→ Excerpted passage

....................

1) On the bill banning using test data in tenure decisions:

Charlie Rose:              Here’s what he [Bloomberg] said about teachers’ unions, which you represent.  Here it is, [Plays Audio] ‘The teachers’ unions – part of the problem or the solution?’ 

 

                                    ‘I think it’s a mixed bag.  We have over the last six years raised teachers’ salaries 43 percent.  We’ve instituted merit pay.  We’ve gotten rid of a lot of the seniority rules.  The teachers are teaching longer and they’re doing a better job. 

 

                                    On the other hand, the teachers’ union last week convinced the legislature in the dead of night to insert in the middle of a budget bill where this had nothing to do with budgets, a law that says in New York State we can’t use teachers’ ability to teach as a measure deciding whether or not to give them tenure. 

 

                                    It’s just unconscionable that this was pushed through our Albany legislature.  So in that case they couldn’t have been more on the wrong side.  Generally however, we have had good relations and they have been a positive force for change.’

 

                                    So there you go.  Let’s talk about the teachers’ and tests.  It’s at the core of every conversation you ever have –

 

Randi Weingarten:      Correct.

 

Charlie Rose:              -- about teachers.  How do you measure their ability in terms of how much you pay them, in terms of tenure, in terms of merit pay – tests?

 

Randi Weingarten:      First off, one of the things I would just – look, I understand that the Mayor is angry –

 

Charlie Rose:              About this thing.

 

Randi Weingarten:      About this thing because they did something that they ought not to have done.  This issue had been resolved a year ago in April.  Having said that –

 

Charlie Rose:              Who’s they?

....................

Box coordinate listings
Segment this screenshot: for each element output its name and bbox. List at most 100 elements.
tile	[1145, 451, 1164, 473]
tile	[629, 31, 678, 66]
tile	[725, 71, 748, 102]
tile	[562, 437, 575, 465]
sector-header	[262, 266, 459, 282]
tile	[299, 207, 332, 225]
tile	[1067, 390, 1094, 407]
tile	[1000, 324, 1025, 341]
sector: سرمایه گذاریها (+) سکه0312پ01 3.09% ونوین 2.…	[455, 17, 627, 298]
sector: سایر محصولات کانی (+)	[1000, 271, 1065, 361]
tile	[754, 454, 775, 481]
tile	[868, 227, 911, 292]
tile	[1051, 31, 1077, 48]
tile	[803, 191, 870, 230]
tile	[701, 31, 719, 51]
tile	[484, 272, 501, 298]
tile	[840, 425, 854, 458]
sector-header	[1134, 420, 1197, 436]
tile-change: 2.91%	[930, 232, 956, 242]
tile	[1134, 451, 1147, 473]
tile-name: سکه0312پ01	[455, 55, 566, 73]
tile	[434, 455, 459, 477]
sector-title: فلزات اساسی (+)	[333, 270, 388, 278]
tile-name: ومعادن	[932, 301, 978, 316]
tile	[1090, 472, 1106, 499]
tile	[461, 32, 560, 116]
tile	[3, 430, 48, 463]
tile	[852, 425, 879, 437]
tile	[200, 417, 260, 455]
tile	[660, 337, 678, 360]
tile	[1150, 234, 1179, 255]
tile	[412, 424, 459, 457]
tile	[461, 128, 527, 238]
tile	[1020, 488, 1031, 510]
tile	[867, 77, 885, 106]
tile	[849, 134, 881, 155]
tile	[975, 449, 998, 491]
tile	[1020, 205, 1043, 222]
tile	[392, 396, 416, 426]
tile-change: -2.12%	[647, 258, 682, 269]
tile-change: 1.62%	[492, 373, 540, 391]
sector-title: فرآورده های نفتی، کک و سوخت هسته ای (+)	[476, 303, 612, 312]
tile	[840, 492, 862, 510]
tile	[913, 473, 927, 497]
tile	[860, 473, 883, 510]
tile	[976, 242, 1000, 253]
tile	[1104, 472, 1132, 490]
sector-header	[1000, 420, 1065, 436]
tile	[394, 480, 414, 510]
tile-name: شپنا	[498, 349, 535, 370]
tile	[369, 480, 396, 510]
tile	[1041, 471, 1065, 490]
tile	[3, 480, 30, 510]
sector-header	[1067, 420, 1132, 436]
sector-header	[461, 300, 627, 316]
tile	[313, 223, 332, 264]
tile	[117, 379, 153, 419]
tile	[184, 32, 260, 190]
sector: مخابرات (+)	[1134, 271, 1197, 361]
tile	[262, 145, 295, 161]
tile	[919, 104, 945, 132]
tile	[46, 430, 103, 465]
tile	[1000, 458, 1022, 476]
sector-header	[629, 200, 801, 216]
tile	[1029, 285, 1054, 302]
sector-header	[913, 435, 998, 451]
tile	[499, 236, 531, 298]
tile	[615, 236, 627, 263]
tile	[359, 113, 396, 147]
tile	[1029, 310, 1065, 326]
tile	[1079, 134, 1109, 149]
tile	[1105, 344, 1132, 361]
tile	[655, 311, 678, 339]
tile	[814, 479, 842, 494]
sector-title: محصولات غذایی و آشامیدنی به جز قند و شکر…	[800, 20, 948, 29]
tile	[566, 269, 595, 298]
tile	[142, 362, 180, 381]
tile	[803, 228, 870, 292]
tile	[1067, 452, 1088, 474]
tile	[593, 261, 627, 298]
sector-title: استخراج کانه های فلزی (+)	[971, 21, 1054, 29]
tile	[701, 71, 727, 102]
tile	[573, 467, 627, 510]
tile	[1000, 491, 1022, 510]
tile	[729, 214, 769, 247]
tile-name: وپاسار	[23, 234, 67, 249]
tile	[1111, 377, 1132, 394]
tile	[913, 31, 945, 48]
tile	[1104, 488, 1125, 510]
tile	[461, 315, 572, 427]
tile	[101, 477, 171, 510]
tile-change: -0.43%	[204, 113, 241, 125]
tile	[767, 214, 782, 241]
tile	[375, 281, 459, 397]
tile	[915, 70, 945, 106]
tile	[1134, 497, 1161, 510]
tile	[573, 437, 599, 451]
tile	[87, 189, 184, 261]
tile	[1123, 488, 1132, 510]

....................

→ Aim 1
In the interview transcript, by what percentage does the Mayor say teachers' salaries were raised over the last six years?
→ Aim 2
Extract the records word for word, from their first line up to and including the line containing "sector: سرمایه گذاریها".

→ Worked solution 1
43 percent

→ Worked solution 2
Segment this screenshot: for each element output its name and bbox. List at most 100 elements.
tile	[1145, 451, 1164, 473]
tile	[629, 31, 678, 66]
tile	[725, 71, 748, 102]
tile	[562, 437, 575, 465]
sector-header	[262, 266, 459, 282]
tile	[299, 207, 332, 225]
tile	[1067, 390, 1094, 407]
tile	[1000, 324, 1025, 341]
sector: سرمایه گذاریها (+) سکه0312پ01 3.09% ونوین 2.…	[455, 17, 627, 298]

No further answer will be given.